## Supplied data
--------------------

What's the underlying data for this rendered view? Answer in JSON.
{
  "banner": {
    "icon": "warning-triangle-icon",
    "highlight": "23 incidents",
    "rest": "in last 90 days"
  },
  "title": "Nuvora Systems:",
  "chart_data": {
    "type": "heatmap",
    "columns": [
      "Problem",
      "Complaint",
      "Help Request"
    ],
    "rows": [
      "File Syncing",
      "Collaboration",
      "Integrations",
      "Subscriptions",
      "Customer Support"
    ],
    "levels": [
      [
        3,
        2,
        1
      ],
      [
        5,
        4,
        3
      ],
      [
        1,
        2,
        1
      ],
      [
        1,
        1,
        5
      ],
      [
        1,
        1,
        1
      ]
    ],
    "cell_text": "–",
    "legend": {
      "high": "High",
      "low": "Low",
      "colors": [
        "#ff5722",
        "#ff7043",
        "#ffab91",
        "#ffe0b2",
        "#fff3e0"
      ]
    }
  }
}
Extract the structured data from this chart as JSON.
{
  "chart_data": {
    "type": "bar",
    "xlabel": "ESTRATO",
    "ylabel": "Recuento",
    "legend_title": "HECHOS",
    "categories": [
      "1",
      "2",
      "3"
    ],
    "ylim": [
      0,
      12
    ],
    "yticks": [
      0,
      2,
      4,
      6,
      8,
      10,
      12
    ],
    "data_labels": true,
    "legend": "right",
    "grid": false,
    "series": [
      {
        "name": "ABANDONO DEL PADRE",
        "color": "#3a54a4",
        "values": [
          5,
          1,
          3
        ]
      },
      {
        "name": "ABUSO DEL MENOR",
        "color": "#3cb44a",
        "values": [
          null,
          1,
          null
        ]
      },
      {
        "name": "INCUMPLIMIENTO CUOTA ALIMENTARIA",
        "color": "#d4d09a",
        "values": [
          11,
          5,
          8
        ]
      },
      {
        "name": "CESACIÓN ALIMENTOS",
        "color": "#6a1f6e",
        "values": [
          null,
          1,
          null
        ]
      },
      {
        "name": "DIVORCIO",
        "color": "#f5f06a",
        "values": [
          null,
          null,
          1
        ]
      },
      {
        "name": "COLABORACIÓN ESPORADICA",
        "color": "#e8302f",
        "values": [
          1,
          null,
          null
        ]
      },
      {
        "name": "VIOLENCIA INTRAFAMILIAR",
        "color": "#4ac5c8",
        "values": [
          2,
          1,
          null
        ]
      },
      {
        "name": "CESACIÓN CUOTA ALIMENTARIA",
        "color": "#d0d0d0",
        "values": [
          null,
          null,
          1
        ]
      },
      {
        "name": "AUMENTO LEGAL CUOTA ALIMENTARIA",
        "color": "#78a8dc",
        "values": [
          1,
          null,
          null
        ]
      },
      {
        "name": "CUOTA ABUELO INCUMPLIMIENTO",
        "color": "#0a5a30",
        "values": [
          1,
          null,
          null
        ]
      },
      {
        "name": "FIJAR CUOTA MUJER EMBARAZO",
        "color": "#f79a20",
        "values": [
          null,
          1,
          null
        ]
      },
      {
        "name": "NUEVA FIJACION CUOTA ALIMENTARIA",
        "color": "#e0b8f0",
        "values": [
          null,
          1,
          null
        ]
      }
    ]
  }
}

--------------------

## Set task
Return each line that includes "ALIMENTARIA".

## Output below
        "name": "INCUMPLIMIENTO CUOTA ALIMENTARIA",
        "name": "CESACIÓN CUOTA ALIMENTARIA",
        "name": "AUMENTO LEGAL CUOTA ALIMENTARIA",
        "name": "NUEVA FIJACION CUOTA ALIMENTARIA",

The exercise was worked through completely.